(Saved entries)
——

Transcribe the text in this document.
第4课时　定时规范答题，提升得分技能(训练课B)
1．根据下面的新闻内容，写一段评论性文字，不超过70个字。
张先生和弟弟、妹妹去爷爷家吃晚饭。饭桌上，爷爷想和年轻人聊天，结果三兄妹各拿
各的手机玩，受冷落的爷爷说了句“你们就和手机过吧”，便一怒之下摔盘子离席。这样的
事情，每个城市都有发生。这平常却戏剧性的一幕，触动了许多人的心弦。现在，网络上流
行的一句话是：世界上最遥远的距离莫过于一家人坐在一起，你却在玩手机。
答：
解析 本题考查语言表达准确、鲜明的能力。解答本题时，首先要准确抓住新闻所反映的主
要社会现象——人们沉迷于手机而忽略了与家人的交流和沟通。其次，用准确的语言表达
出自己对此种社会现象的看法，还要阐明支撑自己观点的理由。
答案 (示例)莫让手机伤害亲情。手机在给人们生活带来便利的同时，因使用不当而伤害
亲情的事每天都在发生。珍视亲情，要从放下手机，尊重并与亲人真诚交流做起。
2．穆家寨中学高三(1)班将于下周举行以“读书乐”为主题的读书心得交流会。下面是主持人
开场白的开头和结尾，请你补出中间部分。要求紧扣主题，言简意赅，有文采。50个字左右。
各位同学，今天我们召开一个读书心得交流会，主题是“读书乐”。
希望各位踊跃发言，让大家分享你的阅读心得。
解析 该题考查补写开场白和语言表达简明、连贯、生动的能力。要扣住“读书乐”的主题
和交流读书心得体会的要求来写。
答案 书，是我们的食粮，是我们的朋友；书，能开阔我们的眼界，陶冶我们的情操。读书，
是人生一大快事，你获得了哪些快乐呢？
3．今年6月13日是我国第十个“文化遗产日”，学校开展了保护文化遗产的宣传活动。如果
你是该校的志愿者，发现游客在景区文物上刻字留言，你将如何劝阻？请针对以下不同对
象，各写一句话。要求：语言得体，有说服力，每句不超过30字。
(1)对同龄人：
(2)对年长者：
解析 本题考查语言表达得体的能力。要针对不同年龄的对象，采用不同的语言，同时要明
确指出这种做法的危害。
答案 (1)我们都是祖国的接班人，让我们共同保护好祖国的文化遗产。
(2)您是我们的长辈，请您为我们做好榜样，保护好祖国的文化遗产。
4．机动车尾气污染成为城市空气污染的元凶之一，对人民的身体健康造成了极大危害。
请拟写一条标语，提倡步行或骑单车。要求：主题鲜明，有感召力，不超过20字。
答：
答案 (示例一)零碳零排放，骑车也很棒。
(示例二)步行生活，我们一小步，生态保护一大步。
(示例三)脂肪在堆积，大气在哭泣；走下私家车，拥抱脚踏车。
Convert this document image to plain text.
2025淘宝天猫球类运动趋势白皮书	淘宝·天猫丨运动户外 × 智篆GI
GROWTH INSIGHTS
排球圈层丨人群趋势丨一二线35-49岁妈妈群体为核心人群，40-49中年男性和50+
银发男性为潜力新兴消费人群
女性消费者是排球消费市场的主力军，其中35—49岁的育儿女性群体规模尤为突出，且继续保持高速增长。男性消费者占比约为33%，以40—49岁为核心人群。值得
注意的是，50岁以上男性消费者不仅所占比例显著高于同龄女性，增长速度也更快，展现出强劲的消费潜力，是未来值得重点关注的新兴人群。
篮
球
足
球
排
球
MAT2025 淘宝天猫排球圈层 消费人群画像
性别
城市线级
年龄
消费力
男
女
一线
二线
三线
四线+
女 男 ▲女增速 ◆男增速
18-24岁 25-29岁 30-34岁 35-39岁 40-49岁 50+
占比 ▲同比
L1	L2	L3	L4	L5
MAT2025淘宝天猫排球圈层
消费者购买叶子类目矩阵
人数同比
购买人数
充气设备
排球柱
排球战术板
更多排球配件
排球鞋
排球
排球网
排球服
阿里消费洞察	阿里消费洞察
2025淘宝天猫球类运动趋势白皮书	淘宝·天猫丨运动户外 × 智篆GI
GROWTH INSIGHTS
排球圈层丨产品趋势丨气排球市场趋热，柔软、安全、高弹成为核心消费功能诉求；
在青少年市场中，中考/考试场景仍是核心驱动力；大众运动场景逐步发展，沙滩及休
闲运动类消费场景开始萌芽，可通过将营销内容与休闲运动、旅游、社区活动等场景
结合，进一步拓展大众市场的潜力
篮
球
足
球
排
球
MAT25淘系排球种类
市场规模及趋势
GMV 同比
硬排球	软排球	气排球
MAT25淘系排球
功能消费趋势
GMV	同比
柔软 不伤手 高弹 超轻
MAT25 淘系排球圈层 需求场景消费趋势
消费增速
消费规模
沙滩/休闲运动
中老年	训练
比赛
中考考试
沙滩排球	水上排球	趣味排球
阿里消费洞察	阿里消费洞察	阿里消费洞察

——

STATED GOAL: Look over the listing. Pull out every line with the string "text" in it.

EXERCISE ANSWER:
Transcribe the text in this document.
Convert this document image to plain text.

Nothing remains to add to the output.